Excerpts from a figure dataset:
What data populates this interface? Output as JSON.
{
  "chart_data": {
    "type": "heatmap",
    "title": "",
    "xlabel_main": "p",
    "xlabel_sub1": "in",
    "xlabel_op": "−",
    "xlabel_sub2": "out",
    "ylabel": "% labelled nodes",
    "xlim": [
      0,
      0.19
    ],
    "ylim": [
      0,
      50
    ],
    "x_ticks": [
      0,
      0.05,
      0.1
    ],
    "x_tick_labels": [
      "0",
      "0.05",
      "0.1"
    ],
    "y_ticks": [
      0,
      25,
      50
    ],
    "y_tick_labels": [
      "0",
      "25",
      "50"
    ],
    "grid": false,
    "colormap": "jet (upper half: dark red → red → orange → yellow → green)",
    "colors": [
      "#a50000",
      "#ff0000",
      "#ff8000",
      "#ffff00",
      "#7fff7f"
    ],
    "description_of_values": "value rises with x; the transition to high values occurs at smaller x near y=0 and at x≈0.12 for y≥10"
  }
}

WHAT NEEDS TO BE DONE | Extract every record. Keep wording exact.

WRITTEN SOLUTION |
What data populates this interface? Output as JSON.
{
  "chart_data": {
    "type": "heatmap",
    "title": "",
    "xlabel_main": "p",
    "xlabel_sub1": "in",
    "xlabel_op": "−",
    "xlabel_sub2": "out",
    "ylabel": "% labelled nodes",
    "xlim": [
      0,
      0.19
    ],
    "ylim": [
      0,
      50
    ],
    "x_ticks": [
      0,
      0.05,
      0.1
    ],
    "x_tick_labels": [
      "0",
      "0.05",
      "0.1"
    ],
    "y_ticks": [
      0,
      25,
      50
    ],
    "y_tick_labels": [
      "0",
      "25",
      "50"
    ],
    "grid": false,
    "colormap": "jet (upper half: dark red → red → orange → yellow → green)",
    "colors": [
      "#a50000",
      "#ff0000",
      "#ff8000",
      "#ffff00",
      "#7fff7f"
    ],
    "description_of_values": "value rises with x; the transition to high values occurs at smaller x near y=0 and at x≈0.12 for y≥10"
  }
}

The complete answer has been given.